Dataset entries
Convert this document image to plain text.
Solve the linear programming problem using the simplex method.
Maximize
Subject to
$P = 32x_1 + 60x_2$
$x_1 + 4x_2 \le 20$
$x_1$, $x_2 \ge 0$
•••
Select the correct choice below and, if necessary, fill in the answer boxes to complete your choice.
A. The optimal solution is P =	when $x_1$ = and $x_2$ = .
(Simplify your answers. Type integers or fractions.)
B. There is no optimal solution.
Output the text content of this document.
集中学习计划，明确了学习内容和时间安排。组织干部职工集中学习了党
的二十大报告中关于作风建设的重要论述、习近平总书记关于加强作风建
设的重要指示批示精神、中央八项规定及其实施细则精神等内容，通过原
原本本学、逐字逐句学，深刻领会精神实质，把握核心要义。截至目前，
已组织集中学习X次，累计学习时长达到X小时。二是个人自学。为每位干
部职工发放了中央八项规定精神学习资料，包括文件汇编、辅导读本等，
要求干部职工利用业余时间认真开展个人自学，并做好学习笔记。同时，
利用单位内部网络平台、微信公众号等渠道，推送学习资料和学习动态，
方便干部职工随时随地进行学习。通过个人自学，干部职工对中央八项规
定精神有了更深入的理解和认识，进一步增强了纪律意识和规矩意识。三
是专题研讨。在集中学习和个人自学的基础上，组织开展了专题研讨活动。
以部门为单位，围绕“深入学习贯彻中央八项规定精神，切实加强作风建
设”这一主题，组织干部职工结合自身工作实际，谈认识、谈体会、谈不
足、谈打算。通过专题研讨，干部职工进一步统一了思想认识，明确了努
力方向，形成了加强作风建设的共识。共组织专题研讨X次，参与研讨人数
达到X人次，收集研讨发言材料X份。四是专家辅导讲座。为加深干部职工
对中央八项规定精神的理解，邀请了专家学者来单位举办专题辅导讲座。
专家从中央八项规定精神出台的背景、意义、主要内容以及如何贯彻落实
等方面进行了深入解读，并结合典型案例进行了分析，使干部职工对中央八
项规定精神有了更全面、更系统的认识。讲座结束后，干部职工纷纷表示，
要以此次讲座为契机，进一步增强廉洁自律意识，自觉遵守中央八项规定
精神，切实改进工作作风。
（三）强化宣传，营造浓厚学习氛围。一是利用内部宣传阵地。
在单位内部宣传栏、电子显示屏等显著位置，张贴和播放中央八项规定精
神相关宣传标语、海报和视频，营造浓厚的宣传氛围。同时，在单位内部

* [PROBLEM DESCRIPTION]:
Gather and copy every line of the data in which the string "solution" is found.

* [RESPONSE]:
A. The optimal solution is P =	when $x_1$ = and $x_2$ = .
B. There is no optimal solution.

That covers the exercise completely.